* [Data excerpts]
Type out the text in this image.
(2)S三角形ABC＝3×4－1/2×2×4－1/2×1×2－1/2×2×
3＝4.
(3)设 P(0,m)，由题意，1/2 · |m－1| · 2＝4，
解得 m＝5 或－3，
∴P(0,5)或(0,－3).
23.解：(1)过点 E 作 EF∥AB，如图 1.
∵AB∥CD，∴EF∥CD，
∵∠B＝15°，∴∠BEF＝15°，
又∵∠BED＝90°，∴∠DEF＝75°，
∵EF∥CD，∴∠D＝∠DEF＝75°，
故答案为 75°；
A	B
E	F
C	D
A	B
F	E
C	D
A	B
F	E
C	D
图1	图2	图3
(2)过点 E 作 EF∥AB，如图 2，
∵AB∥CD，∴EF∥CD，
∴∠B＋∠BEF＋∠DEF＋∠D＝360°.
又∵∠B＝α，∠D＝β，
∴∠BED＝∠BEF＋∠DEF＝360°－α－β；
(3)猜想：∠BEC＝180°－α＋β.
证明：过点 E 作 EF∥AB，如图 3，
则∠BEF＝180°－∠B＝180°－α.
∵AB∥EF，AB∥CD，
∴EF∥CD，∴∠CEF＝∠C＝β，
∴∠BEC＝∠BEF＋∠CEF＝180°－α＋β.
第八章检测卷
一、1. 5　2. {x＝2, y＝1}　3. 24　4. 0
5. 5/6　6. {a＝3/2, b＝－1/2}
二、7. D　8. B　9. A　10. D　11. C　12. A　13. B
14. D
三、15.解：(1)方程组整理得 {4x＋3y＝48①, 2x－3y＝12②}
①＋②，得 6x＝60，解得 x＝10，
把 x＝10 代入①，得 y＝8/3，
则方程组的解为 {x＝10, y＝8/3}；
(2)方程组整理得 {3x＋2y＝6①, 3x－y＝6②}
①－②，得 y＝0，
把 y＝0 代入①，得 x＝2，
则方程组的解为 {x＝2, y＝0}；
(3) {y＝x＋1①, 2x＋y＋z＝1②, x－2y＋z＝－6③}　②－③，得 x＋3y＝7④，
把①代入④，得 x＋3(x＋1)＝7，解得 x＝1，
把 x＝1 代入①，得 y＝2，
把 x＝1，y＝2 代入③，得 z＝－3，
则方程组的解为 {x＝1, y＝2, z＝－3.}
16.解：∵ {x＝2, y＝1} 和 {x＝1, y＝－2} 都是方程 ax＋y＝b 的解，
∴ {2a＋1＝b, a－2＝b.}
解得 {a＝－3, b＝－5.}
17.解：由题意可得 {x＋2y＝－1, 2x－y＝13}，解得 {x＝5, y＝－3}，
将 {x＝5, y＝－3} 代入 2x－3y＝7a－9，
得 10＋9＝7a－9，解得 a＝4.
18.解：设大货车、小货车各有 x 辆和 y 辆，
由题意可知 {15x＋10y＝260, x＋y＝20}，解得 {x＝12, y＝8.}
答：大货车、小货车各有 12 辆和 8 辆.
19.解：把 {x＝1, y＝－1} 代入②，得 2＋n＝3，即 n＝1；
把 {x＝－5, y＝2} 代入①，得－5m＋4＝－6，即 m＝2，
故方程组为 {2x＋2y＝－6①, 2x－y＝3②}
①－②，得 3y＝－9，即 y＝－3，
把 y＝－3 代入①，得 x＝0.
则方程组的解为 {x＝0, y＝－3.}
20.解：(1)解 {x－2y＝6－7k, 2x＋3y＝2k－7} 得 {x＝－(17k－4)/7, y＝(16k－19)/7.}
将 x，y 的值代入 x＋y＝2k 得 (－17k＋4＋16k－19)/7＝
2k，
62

* [Exercise prompt]
Extract the full listing above without alteration.

* [Exercise response]
Type out the text in this image.
(2)S三角形ABC＝3×4－1/2×2×4－1/2×1×2－1/2×2×
3＝4.
(3)设 P(0,m)，由题意，1/2 · |m－1| · 2＝4，
解得 m＝5 或－3，
∴P(0,5)或(0,－3).
23.解：(1)过点 E 作 EF∥AB，如图 1.
∵AB∥CD，∴EF∥CD，
∵∠B＝15°，∴∠BEF＝15°，
又∵∠BED＝90°，∴∠DEF＝75°，
∵EF∥CD，∴∠D＝∠DEF＝75°，
故答案为 75°；
A	B
E	F
C	D
A	B
F	E
C	D
A	B
F	E
C	D
图1	图2	图3
(2)过点 E 作 EF∥AB，如图 2，
∵AB∥CD，∴EF∥CD，
∴∠B＋∠BEF＋∠DEF＋∠D＝360°.
又∵∠B＝α，∠D＝β，
∴∠BED＝∠BEF＋∠DEF＝360°－α－β；
(3)猜想：∠BEC＝180°－α＋β.
证明：过点 E 作 EF∥AB，如图 3，
则∠BEF＝180°－∠B＝180°－α.
∵AB∥EF，AB∥CD，
∴EF∥CD，∴∠CEF＝∠C＝β，
∴∠BEC＝∠BEF＋∠CEF＝180°－α＋β.
第八章检测卷
一、1. 5　2. {x＝2, y＝1}　3. 24　4. 0
5. 5/6　6. {a＝3/2, b＝－1/2}
二、7. D　8. B　9. A　10. D　11. C　12. A　13. B
14. D
三、15.解：(1)方程组整理得 {4x＋3y＝48①, 2x－3y＝12②}
①＋②，得 6x＝60，解得 x＝10，
把 x＝10 代入①，得 y＝8/3，
则方程组的解为 {x＝10, y＝8/3}；
(2)方程组整理得 {3x＋2y＝6①, 3x－y＝6②}
①－②，得 y＝0，
把 y＝0 代入①，得 x＝2，
则方程组的解为 {x＝2, y＝0}；
(3) {y＝x＋1①, 2x＋y＋z＝1②, x－2y＋z＝－6③}　②－③，得 x＋3y＝7④，
把①代入④，得 x＋3(x＋1)＝7，解得 x＝1，
把 x＝1 代入①，得 y＝2，
把 x＝1，y＝2 代入③，得 z＝－3，
则方程组的解为 {x＝1, y＝2, z＝－3.}
16.解：∵ {x＝2, y＝1} 和 {x＝1, y＝－2} 都是方程 ax＋y＝b 的解，
∴ {2a＋1＝b, a－2＝b.}
解得 {a＝－3, b＝－5.}
17.解：由题意可得 {x＋2y＝－1, 2x－y＝13}，解得 {x＝5, y＝－3}，
将 {x＝5, y＝－3} 代入 2x－3y＝7a－9，
得 10＋9＝7a－9，解得 a＝4.
18.解：设大货车、小货车各有 x 辆和 y 辆，
由题意可知 {15x＋10y＝260, x＋y＝20}，解得 {x＝12, y＝8.}
答：大货车、小货车各有 12 辆和 8 辆.
19.解：把 {x＝1, y＝－1} 代入②，得 2＋n＝3，即 n＝1；
把 {x＝－5, y＝2} 代入①，得－5m＋4＝－6，即 m＝2，
故方程组为 {2x＋2y＝－6①, 2x－y＝3②}
①－②，得 3y＝－9，即 y＝－3，
把 y＝－3 代入①，得 x＝0.
则方程组的解为 {x＝0, y＝－3.}
20.解：(1)解 {x－2y＝6－7k, 2x＋3y＝2k－7} 得 {x＝－(17k－4)/7, y＝(16k－19)/7.}
将 x，y 的值代入 x＋y＝2k 得 (－17k＋4＋16k－19)/7＝
2k，
62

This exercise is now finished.